[Work to do] Wherever the word "screenshot" turns up in a line of the entries, copy that line.
━━ Source material ━━
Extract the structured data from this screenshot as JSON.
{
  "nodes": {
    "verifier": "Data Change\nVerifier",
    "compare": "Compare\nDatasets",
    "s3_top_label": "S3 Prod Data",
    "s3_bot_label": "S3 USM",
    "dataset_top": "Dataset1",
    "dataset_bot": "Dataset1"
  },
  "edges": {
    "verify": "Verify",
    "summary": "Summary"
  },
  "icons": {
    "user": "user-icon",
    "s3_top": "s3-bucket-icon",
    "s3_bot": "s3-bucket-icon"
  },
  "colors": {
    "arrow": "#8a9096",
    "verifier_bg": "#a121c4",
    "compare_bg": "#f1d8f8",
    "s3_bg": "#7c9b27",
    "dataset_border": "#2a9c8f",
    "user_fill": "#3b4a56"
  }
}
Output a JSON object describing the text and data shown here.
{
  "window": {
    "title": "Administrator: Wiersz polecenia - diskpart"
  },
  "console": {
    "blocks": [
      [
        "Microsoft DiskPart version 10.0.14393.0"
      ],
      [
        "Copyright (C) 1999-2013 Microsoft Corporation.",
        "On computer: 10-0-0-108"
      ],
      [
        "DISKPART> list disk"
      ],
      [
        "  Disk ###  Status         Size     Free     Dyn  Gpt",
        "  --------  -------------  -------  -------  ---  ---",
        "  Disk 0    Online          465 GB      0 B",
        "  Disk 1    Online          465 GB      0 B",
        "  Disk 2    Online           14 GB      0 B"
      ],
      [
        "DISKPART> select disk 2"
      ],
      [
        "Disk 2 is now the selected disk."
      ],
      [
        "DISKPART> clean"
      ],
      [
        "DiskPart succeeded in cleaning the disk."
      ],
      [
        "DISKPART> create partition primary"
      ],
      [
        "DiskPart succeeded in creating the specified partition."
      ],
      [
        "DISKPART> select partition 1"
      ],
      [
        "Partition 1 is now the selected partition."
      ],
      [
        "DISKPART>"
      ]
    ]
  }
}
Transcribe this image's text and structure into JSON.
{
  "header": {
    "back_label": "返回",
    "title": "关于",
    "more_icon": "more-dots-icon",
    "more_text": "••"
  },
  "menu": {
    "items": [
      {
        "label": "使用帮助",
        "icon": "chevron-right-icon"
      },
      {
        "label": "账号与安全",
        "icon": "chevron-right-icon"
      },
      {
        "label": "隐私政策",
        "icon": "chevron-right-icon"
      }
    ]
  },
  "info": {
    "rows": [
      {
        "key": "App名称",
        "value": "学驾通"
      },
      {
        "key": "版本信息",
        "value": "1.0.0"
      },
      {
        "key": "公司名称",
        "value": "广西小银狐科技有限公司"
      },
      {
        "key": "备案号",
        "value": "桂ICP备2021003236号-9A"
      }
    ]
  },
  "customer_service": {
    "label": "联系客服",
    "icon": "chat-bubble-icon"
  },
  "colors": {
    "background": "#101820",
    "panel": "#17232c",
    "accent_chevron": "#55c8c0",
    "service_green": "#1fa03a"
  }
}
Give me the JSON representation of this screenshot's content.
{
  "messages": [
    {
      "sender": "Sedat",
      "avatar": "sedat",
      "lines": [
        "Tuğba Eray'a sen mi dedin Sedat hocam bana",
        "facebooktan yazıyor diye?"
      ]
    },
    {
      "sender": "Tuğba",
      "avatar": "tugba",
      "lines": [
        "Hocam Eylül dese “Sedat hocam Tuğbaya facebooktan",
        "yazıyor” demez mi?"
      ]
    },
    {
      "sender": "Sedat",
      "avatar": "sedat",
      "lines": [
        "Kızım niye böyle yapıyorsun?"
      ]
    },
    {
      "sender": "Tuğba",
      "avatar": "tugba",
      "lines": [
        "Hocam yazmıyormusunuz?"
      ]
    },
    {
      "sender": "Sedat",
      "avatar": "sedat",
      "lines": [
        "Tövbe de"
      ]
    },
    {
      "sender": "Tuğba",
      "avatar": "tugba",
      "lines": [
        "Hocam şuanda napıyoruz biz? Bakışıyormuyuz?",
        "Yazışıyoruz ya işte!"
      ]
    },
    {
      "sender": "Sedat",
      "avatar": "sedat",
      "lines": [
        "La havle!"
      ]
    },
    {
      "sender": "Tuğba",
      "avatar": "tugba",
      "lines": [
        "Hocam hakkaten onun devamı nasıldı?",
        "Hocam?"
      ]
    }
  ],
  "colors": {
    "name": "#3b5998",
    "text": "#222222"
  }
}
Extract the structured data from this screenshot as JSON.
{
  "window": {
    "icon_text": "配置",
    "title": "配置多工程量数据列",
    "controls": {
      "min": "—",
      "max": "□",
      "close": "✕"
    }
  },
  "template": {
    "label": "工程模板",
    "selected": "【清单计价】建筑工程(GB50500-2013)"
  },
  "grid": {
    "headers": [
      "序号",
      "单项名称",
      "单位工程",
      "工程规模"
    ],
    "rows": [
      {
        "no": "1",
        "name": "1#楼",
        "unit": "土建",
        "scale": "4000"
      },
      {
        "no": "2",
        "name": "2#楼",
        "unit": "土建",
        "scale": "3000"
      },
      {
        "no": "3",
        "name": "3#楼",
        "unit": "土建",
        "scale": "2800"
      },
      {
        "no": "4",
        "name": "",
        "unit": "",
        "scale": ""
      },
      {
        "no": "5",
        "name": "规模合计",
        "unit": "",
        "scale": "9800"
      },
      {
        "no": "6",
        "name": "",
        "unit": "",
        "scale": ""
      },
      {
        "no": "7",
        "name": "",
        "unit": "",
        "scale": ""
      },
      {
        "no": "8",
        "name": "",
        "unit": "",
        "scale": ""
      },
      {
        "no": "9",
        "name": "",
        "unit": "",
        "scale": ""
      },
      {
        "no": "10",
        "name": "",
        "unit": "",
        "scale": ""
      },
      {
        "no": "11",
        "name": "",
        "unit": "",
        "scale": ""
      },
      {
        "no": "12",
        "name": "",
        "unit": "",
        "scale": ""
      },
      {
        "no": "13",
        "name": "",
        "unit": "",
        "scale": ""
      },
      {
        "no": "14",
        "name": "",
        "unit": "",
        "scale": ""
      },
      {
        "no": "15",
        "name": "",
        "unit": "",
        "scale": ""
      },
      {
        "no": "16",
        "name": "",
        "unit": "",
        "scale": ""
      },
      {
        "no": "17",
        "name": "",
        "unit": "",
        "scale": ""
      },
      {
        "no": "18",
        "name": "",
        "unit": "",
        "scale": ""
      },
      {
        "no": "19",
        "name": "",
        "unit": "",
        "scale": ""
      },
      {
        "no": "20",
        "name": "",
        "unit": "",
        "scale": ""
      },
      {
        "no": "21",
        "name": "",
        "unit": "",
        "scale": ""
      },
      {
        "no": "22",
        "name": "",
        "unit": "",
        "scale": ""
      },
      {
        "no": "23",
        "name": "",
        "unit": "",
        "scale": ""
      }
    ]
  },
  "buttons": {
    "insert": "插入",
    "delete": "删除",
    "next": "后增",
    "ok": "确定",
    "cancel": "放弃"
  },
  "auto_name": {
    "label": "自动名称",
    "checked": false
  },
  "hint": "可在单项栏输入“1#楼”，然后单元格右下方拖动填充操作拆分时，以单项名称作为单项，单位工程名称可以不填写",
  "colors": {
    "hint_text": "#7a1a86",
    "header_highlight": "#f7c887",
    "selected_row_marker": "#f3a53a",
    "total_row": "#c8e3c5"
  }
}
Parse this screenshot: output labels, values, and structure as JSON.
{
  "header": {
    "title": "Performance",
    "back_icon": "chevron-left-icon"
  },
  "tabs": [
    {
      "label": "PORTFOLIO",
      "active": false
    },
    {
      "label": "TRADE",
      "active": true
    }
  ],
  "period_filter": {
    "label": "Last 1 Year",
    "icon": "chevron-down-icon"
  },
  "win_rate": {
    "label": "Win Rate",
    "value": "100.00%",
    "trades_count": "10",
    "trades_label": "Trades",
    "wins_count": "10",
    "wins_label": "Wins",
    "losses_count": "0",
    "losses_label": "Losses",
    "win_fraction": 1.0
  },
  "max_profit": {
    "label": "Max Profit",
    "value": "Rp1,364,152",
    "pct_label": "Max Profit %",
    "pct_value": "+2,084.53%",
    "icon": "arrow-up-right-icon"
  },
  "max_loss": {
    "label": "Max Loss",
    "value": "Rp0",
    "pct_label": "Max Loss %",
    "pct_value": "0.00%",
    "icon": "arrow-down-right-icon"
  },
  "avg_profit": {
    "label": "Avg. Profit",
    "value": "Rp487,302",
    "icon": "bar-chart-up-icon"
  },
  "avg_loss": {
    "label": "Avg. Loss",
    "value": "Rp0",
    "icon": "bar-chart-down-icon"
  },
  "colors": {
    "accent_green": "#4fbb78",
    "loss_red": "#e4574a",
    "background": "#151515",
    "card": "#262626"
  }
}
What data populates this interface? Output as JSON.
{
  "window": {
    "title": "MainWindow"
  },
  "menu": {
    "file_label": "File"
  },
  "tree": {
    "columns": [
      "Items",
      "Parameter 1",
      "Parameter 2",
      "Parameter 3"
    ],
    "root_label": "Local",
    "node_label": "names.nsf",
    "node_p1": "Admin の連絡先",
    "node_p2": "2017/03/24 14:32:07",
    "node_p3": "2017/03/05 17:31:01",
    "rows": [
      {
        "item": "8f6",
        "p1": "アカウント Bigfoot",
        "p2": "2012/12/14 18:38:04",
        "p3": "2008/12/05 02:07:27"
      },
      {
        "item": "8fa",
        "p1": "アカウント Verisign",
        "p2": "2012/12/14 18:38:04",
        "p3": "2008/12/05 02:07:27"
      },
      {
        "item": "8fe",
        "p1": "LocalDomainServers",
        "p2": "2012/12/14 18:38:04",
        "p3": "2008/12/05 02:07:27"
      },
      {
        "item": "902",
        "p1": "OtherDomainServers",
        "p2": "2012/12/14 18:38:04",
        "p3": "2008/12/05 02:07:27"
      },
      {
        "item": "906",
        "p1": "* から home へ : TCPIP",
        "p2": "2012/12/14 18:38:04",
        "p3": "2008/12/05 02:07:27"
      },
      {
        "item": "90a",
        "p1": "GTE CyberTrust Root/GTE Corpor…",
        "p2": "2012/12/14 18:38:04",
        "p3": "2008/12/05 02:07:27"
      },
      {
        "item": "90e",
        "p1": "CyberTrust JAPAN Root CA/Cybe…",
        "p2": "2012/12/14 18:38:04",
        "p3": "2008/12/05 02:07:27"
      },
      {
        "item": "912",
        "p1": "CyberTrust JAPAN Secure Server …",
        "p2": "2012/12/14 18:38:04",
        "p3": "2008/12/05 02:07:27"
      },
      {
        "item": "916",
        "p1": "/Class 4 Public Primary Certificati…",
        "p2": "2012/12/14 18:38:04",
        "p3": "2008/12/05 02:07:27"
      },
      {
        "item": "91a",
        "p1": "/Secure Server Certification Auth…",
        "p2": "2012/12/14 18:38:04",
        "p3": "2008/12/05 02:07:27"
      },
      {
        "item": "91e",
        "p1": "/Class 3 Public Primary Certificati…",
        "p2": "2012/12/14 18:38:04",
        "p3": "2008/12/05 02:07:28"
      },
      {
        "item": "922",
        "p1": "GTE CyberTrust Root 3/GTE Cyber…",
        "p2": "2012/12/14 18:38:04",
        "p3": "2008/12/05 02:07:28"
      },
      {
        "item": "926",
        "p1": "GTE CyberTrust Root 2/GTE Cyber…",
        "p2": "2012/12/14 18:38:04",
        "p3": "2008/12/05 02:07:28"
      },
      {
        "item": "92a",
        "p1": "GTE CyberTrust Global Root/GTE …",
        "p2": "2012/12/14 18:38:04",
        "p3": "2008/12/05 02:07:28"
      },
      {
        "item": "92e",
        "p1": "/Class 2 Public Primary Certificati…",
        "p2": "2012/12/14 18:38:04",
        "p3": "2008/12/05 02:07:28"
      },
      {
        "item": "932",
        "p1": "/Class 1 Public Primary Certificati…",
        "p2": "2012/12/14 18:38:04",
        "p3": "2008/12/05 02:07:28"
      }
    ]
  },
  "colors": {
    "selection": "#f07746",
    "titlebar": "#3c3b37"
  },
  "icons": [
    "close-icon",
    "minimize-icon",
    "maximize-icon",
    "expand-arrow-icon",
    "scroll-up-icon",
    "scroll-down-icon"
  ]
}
━━━
[Right answer]
Extract the structured data from this screenshot as JSON.
Give me the JSON representation of this screenshot's content.
Extract the structured data from this screenshot as JSON.
Parse this screenshot: output labels, values, and structure as JSON.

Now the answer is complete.